#### AVAILABLE DATA
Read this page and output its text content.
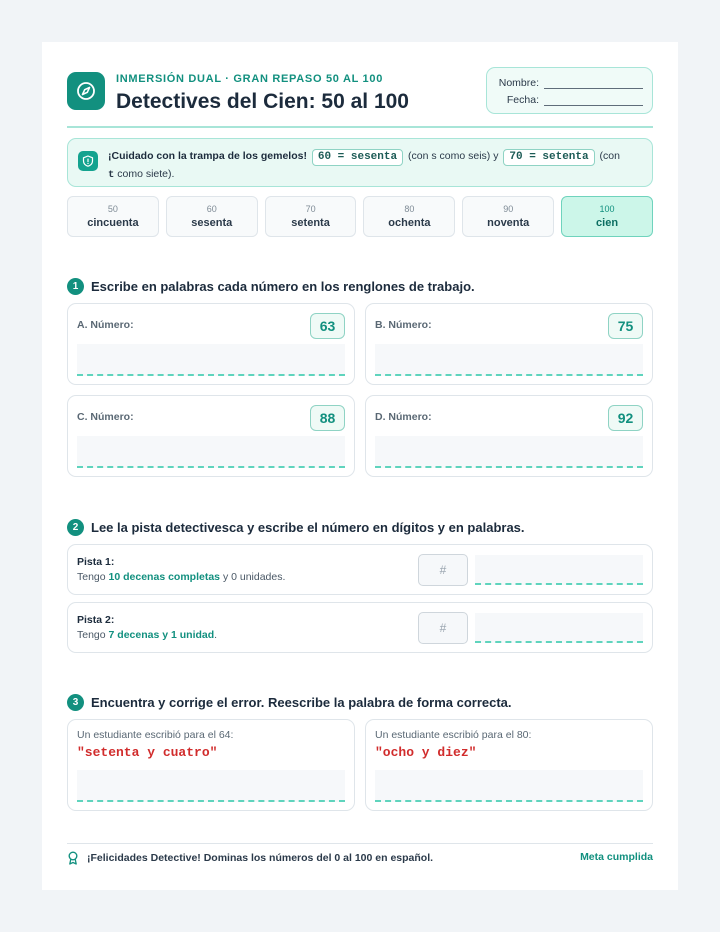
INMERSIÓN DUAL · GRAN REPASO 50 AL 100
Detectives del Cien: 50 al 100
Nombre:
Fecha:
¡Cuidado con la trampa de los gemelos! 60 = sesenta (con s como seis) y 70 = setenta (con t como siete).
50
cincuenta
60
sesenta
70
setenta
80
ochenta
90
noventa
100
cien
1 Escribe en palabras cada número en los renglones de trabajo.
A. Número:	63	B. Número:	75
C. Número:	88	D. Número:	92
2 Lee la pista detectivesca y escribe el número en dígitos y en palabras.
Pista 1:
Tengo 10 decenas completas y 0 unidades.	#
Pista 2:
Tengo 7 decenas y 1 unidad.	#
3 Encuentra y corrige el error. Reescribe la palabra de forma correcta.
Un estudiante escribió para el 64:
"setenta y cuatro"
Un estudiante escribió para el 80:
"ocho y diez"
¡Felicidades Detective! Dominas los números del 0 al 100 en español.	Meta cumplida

#### TASK DESCRIPTION
Restate the entire listing word for word, excluding pictures.

#### RIGHT ANSWER
Read this page and output its text content.
INMERSIÓN DUAL · GRAN REPASO 50 AL 100
Detectives del Cien: 50 al 100
Nombre:
Fecha:
¡Cuidado con la trampa de los gemelos! 60 = sesenta (con s como seis) y 70 = setenta (con t como siete).
50
cincuenta
60
sesenta
70
setenta
80
ochenta
90
noventa
100
cien
1 Escribe en palabras cada número en los renglones de trabajo.
A. Número:	63	B. Número:	75
C. Número:	88	D. Número:	92
2 Lee la pista detectivesca y escribe el número en dígitos y en palabras.
Pista 1:
Tengo 10 decenas completas y 0 unidades.	#
Pista 2:
Tengo 7 decenas y 1 unidad.	#
3 Encuentra y corrige el error. Reescribe la palabra de forma correcta.
Un estudiante escribió para el 64:
"setenta y cuatro"
Un estudiante escribió para el 80:
"ocho y diez"
¡Felicidades Detective! Dominas los números del 0 al 100 en español.	Meta cumplida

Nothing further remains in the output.